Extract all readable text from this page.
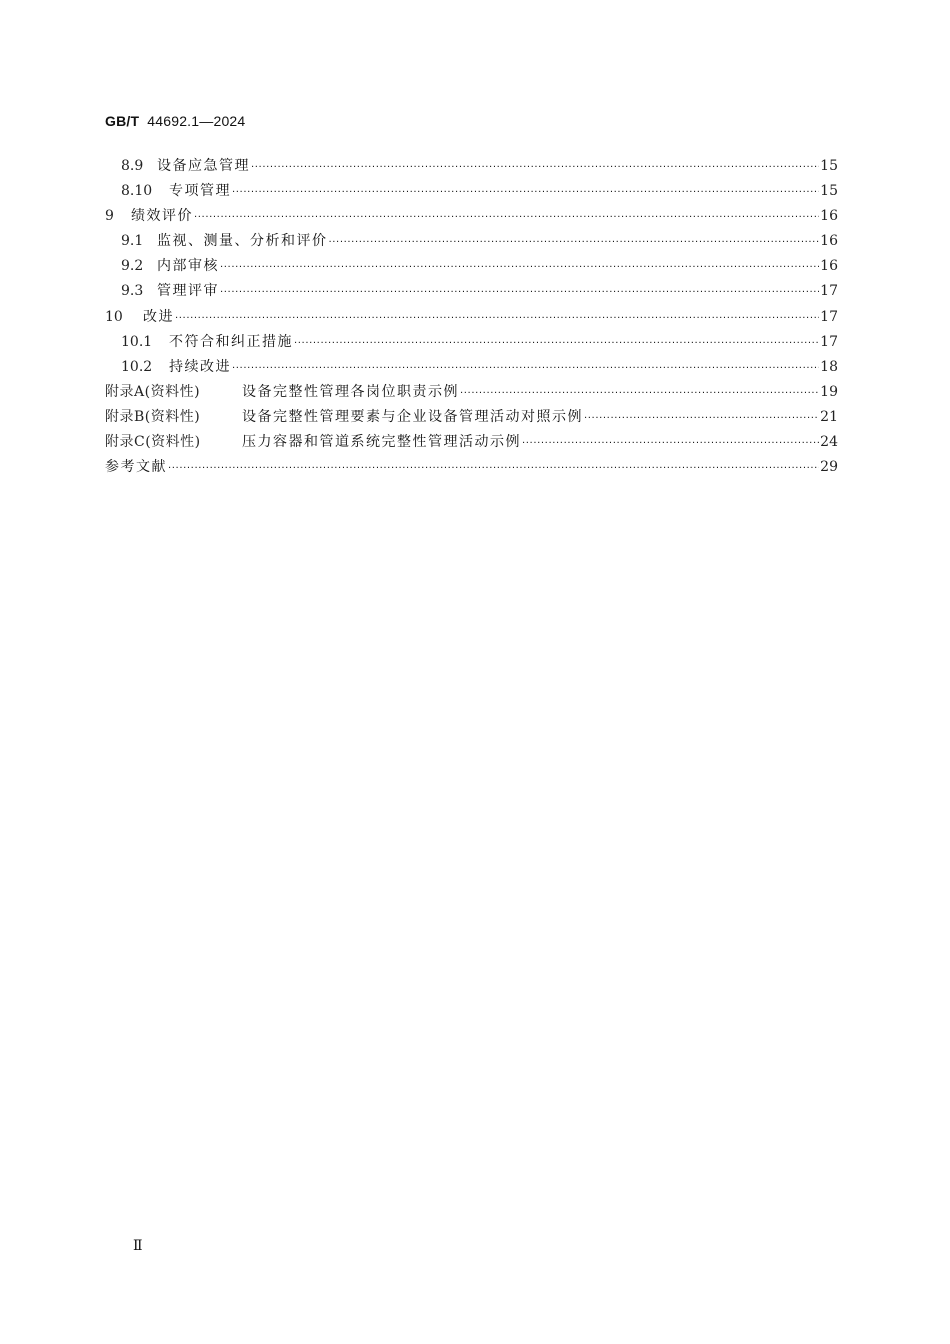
GB/T 44692.1—2024
8.9 设备应急管理 ·····	15
8.10	专项管理 ·····	15
9	绩效评价 ·····	16
9.1 监视、测量、分析和评价 ·····	16
9.2 内部审核 ·····	16
9.3 管理评审 ·····	17
10	改进 ·····	17
10.1	不符合和纠正措施 ·····	17
10.2	持续改进 ·····	18
附录A(资料性)	设备完整性管理各岗位职责示例 ·····	19
附录B(资料性)	设备完整性管理要素与企业设备管理活动对照示例 ·····	21
附录C(资料性)	压力容器和管道系统完整性管理活动示例 ·····	24
参考文献 ·····	29
Ⅱ
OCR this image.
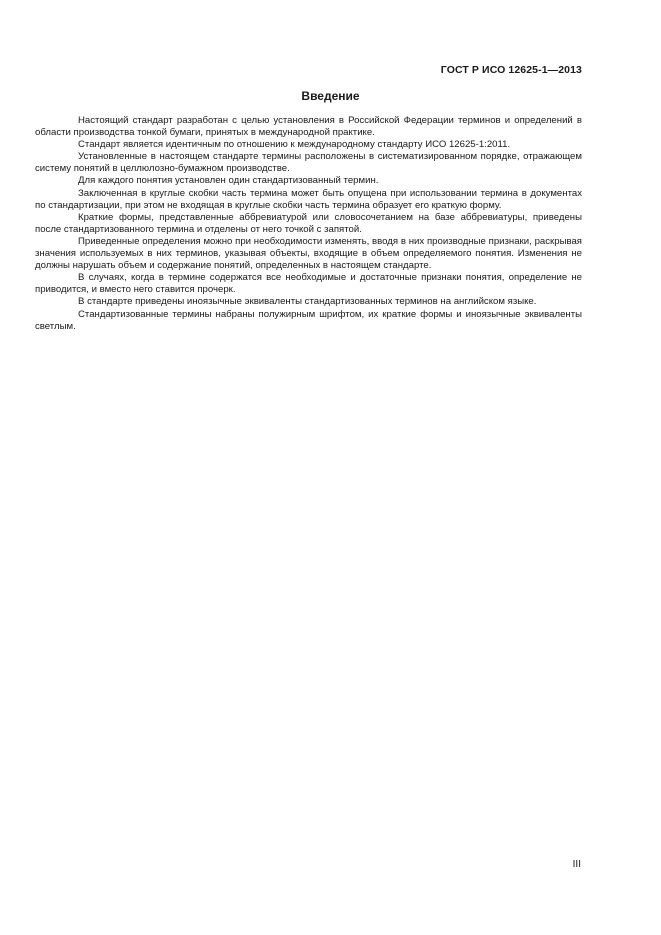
ГОСТ Р ИСО 12625-1—2013
Введение

Настоящий стандарт разработан с целью установления в Российской Федерации терминов и определений в области производства тонкой бумаги, принятых в международной практике.

Стандарт является идентичным по отношению к международному стандарту ИСО 12625-1:2011.

Установленные в настоящем стандарте термины расположены в систематизированном порядке, отражающем систему понятий в целлюлозно-бумажном производстве.

Для каждого понятия установлен один стандартизованный термин.

Заключенная в круглые скобки часть термина может быть опущена при использовании термина в документах по стандартизации, при этом не входящая в круглые скобки часть термина образует его краткую форму.

Краткие формы, представленные аббревиатурой или словосочетанием на базе аббревиатуры, приведены после стандартизованного термина и отделены от него точкой с запятой.

Приведенные определения можно при необходимости изменять, вводя в них производные признаки, раскрывая значения используемых в них терминов, указывая объекты, входящие в объем определяемого понятия. Изменения не должны нарушать объем и содержание понятий, определенных в настоящем стандарте.

В случаях, когда в термине содержатся все необходимые и достаточные признаки понятия, определение не приводится, и вместо него ставится прочерк.

В стандарте приведены иноязычные эквиваленты стандартизованных терминов на английском языке.

Стандартизованные термины набраны полужирным шрифтом, их краткие формы и иноязычные эквиваленты светлым.

III
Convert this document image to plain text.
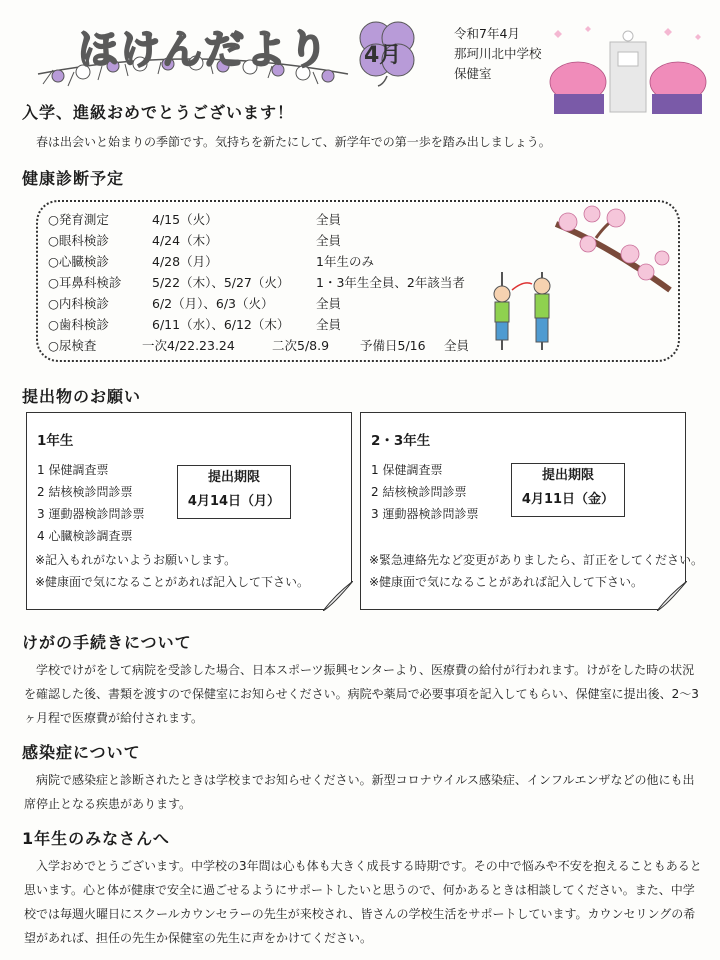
ほけんだより 4月
令和7年4月
那珂川北中学校
保健室
入学、進級おめでとうございます！

春は出会いと始まりの季節です。気持ちを新たにして、新学年での第一歩を踏み出しましょう。

健康診断予定
○発育測定	4/15（火）	全員
○眼科検診	4/24（木）	全員
○心臓検診	4/28（月）	1年生のみ
○耳鼻科検診 5/22（木）、5/27（火） 1・3年生全員、2年該当者
○内科検診	6/2（月）、6/3（火）	全員
○歯科検診	6/11（水）、6/12（木） 全員
○尿検査	一次4/22.23.24	二次5/8.9 予備日5/16 全員
提出物のお願い
1年生
1 保健調査票
2 結核検診問診票
3 運動器検診問診票
4 心臓検診調査票
提出期限
4月14日（月）
※記入もれがないようお願いします。
※健康面で気になることがあれば記入して下さい。
2・3年生
1 保健調査票
2 結核検診問診票
3 運動器検診問診票
提出期限
4月11日（金）
※緊急連絡先など変更がありましたら、訂正をしてください。
※健康面で気になることがあれば記入して下さい。
けがの手続きについて

学校でけがをして病院を受診した場合、日本スポーツ振興センターより、医療費の給付が行われます。けがをした時の状況を確認した後、書類を渡すので保健室にお知らせください。病院や薬局で必要事項を記入してもらい、保健室に提出後、2～3ヶ月程で医療費が給付されます。

感染症について

病院で感染症と診断されたときは学校までお知らせください。新型コロナウイルス感染症、インフルエンザなどの他にも出席停止となる疾患があります。

1年生のみなさんへ

入学おめでとうございます。中学校の3年間は心も体も大きく成長する時期です。その中で悩みや不安を抱えることもあると思います。心と体が健康で安全に過ごせるようにサポートしたいと思うので、何かあるときは相談してください。また、中学校では毎週火曜日にスクールカウンセラーの先生が来校され、皆さんの学校生活をサポートしています。カウンセリングの希望があれば、担任の先生か保健室の先生に声をかけてください。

──────────────────────────────

▸ **Problem statement**
Write the material out again exactly as it appears, dropping the pictures.

▸ **Output**
Extract all readable text from this page.
GB/T 44692.1—2024
8.9 设备应急管理 ·····	15
8.10	专项管理 ·····	15
9	绩效评价 ·····	16
9.1 监视、测量、分析和评价 ·····	16
9.2 内部审核 ·····	16
9.3 管理评审 ·····	17
10	改进 ·····	17
10.1	不符合和纠正措施 ·····	17
10.2	持续改进 ·····	18
附录A(资料性)	设备完整性管理各岗位职责示例 ·····	19
附录B(资料性)	设备完整性管理要素与企业设备管理活动对照示例 ·····	21
附录C(资料性)	压力容器和管道系统完整性管理活动示例 ·····	24
参考文献 ·····	29
Ⅱ
OCR this image.
ГОСТ Р ИСО 12625-1—2013
Введение

Настоящий стандарт разработан с целью установления в Российской Федерации терминов и определений в области производства тонкой бумаги, принятых в международной практике.

Стандарт является идентичным по отношению к международному стандарту ИСО 12625-1:2011.

Установленные в настоящем стандарте термины расположены в систематизированном порядке, отражающем систему понятий в целлюлозно-бумажном производстве.

Для каждого понятия установлен один стандартизованный термин.

Заключенная в круглые скобки часть термина может быть опущена при использовании термина в документах по стандартизации, при этом не входящая в круглые скобки часть термина образует его краткую форму.

Краткие формы, представленные аббревиатурой или словосочетанием на базе аббревиатуры, приведены после стандартизованного термина и отделены от него точкой с запятой.

Приведенные определения можно при необходимости изменять, вводя в них производные признаки, раскрывая значения используемых в них терминов, указывая объекты, входящие в объем определяемого понятия. Изменения не должны нарушать объем и содержание понятий, определенных в настоящем стандарте.

В случаях, когда в термине содержатся все необходимые и достаточные признаки понятия, определение не приводится, и вместо него ставится прочерк.

В стандарте приведены иноязычные эквиваленты стандартизованных терминов на английском языке.

Стандартизованные термины набраны полужирным шрифтом, их краткие формы и иноязычные эквиваленты светлым.

III
Convert this document image to plain text.
ほけんだより 4月
令和7年4月
那珂川北中学校
保健室
入学、進級おめでとうございます！

春は出会いと始まりの季節です。気持ちを新たにして、新学年での第一歩を踏み出しましょう。

健康診断予定
○発育測定	4/15（火）	全員
○眼科検診	4/24（木）	全員
○心臓検診	4/28（月）	1年生のみ
○耳鼻科検診 5/22（木）、5/27（火） 1・3年生全員、2年該当者
○内科検診	6/2（月）、6/3（火）	全員
○歯科検診	6/11（水）、6/12（木） 全員
○尿検査	一次4/22.23.24	二次5/8.9 予備日5/16 全員
提出物のお願い
1年生
1 保健調査票
2 結核検診問診票
3 運動器検診問診票
4 心臓検診調査票
提出期限
4月14日（月）
※記入もれがないようお願いします。
※健康面で気になることがあれば記入して下さい。
2・3年生
1 保健調査票
2 結核検診問診票
3 運動器検診問診票
提出期限
4月11日（金）
※緊急連絡先など変更がありましたら、訂正をしてください。
※健康面で気になることがあれば記入して下さい。
けがの手続きについて

学校でけがをして病院を受診した場合、日本スポーツ振興センターより、医療費の給付が行われます。けがをした時の状況を確認した後、書類を渡すので保健室にお知らせください。病院や薬局で必要事項を記入してもらい、保健室に提出後、2～3ヶ月程で医療費が給付されます。

感染症について

病院で感染症と診断されたときは学校までお知らせください。新型コロナウイルス感染症、インフルエンザなどの他にも出席停止となる疾患があります。

1年生のみなさんへ

入学おめでとうございます。中学校の3年間は心も体も大きく成長する時期です。その中で悩みや不安を抱えることもあると思います。心と体が健康で安全に過ごせるようにサポートしたいと思うので、何かあるときは相談してください。また、中学校では毎週火曜日にスクールカウンセラーの先生が来校され、皆さんの学校生活をサポートしています。カウンセリングの希望があれば、担任の先生か保健室の先生に声をかけてください。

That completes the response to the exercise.